Work required: Extract every line that includes the string "name".

Task material:
****************************************
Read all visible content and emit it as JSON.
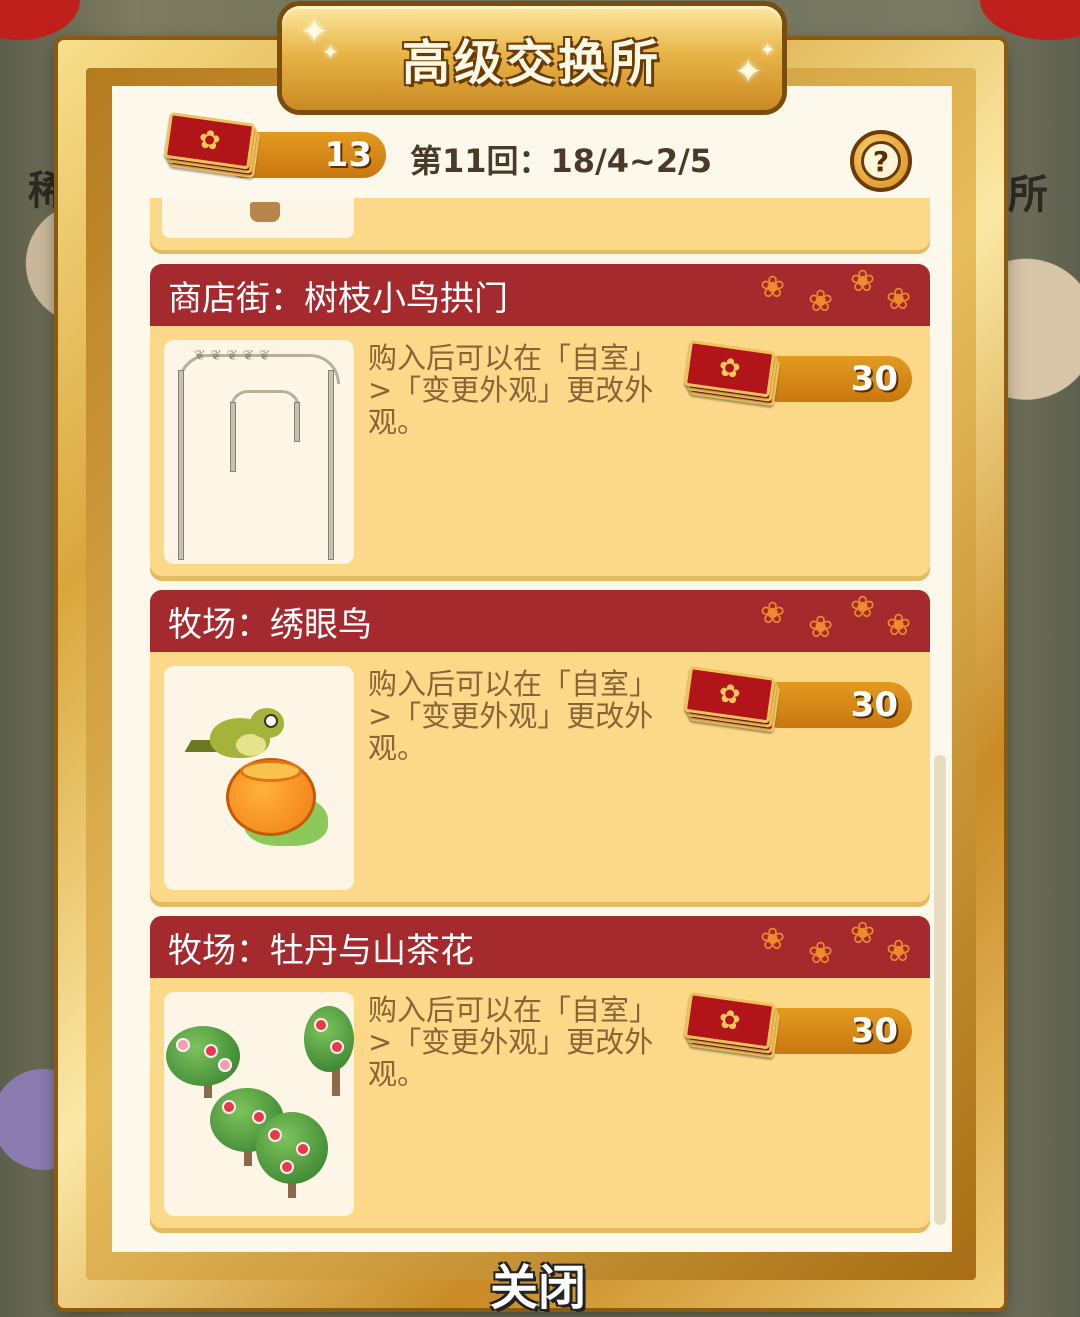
{
  "title": "高级交换所",
  "header": {
    "ticket_count": "13",
    "round_text": "第11回：18/4~2/5",
    "help_glyph": "?",
    "ticket_icon": "rose-ticket-icon"
  },
  "background": {
    "left_text": "稀",
    "right_text": "所"
  },
  "items": [
    {
      "name": "商店街：树枝小鸟拱门",
      "description": "购入后可以在「自室」>「变更外观」更改外观。",
      "price": "30",
      "image": "branch-bird-arch"
    },
    {
      "name": "牧场：绣眼鸟",
      "description": "购入后可以在「自室」>「变更外观」更改外观。",
      "price": "30",
      "image": "white-eye-bird-on-orange"
    },
    {
      "name": "牧场：牡丹与山茶花",
      "description": "购入后可以在「自室」>「变更外观」更改外观。",
      "price": "30",
      "image": "peony-and-camellia-bushes"
    }
  ],
  "footer": {
    "close_label": "关闭"
  },
  "colors": {
    "header_red": "#a42a2e",
    "card_yellow": "#fbd989",
    "pill_orange": "#e39a20",
    "frame_gold": "#d9a63c"
  }
}
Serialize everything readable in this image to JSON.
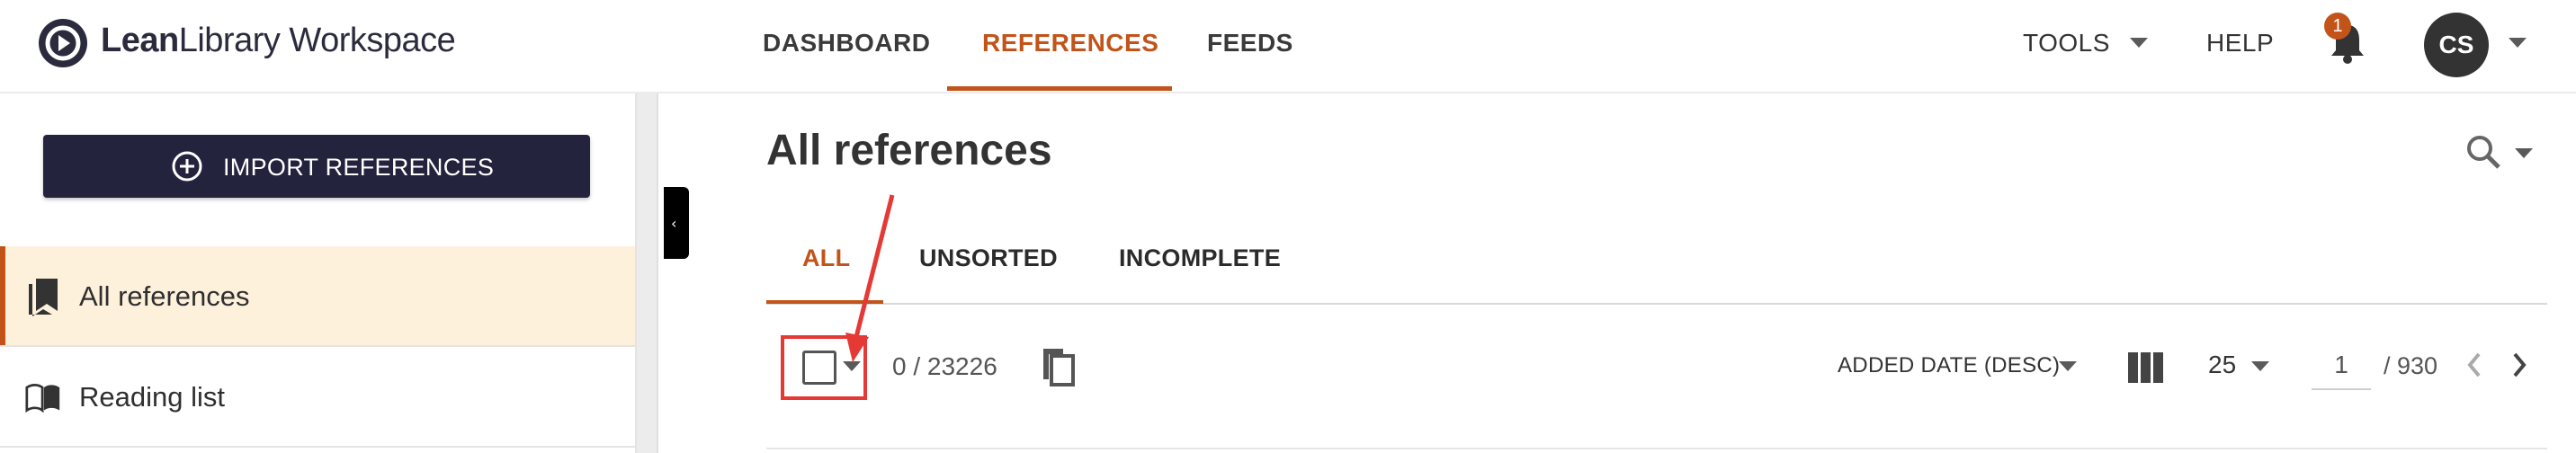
****************************************
Exercise solution:
      "name": "商店街：树枝小鸟拱门",
      "name": "牧场：绣眼鸟",
      "name": "牧场：牡丹与山茶花",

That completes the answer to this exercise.